*What you are asked to do*. Images are not part of the copy; write out the rest of the data exactly as given.

━━━━━━━━━━━━━━━━━━━━━━━━━━━━━━

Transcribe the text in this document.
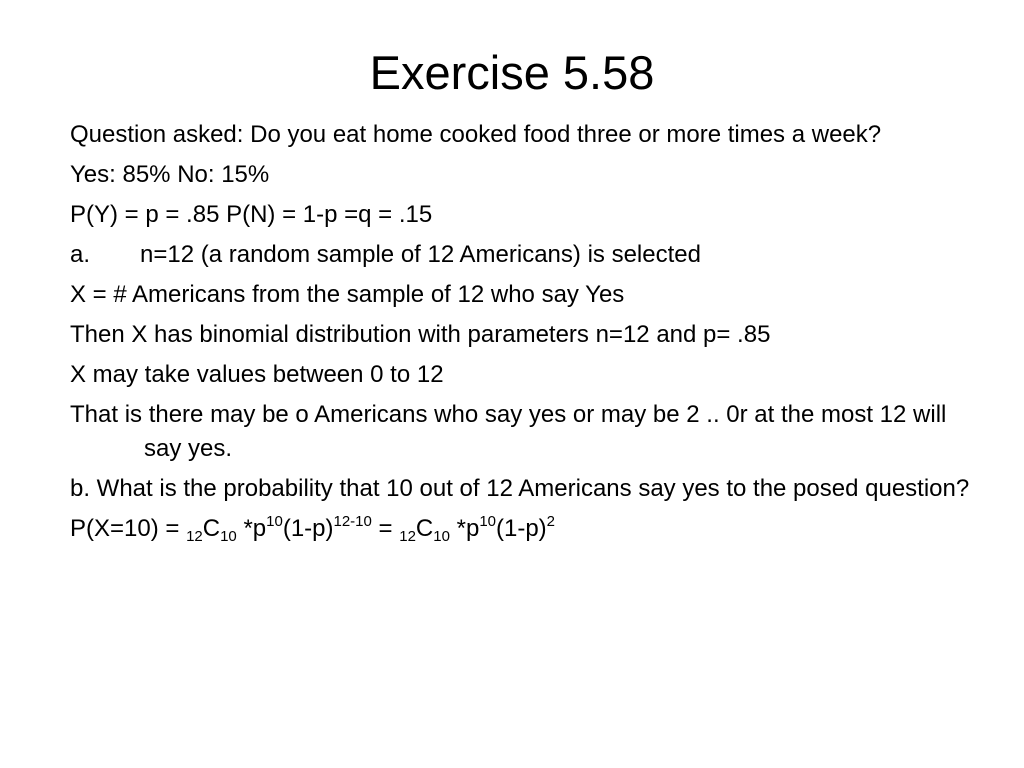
Exercise 5.58

Question asked: Do you eat home cooked food three or more times a week?

Yes: 85% No: 15%

P(Y) = p = .85 P(N) = 1-p =q = .15

a.	n=12 (a random sample of 12 Americans) is selected

X = # Americans from the sample of 12 who say Yes

Then X has binomial distribution with parameters n=12 and p= .85

X may take values between 0 to 12

That is there may be o Americans who say yes or may be 2 .. 0r at the most 12 will say yes.

b. What is the probability that 10 out of 12 Americans say yes to the posed question?

$P(X=10) = _{12}C_{10}$ $*p^{10}(1-p)^{12-10} = _{12}C_{10}$ $*p^{10}(1-p)^2$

━━━━━━━━━━━━━━━━━━━━━━━━━━━━━━

*Answer to this problem*.
Transcribe the text in this document.
Exercise 5.58

Question asked: Do you eat home cooked food three or more times a week?

Yes: 85% No: 15%

P(Y) = p = .85 P(N) = 1-p =q = .15

a.	n=12 (a random sample of 12 Americans) is selected

X = # Americans from the sample of 12 who say Yes

Then X has binomial distribution with parameters n=12 and p= .85

X may take values between 0 to 12

That is there may be o Americans who say yes or may be 2 .. 0r at the most 12 will say yes.

b. What is the probability that 10 out of 12 Americans say yes to the posed question?

$P(X=10) = _{12}C_{10}$ $*p^{10}(1-p)^{12-10} = _{12}C_{10}$ $*p^{10}(1-p)^2$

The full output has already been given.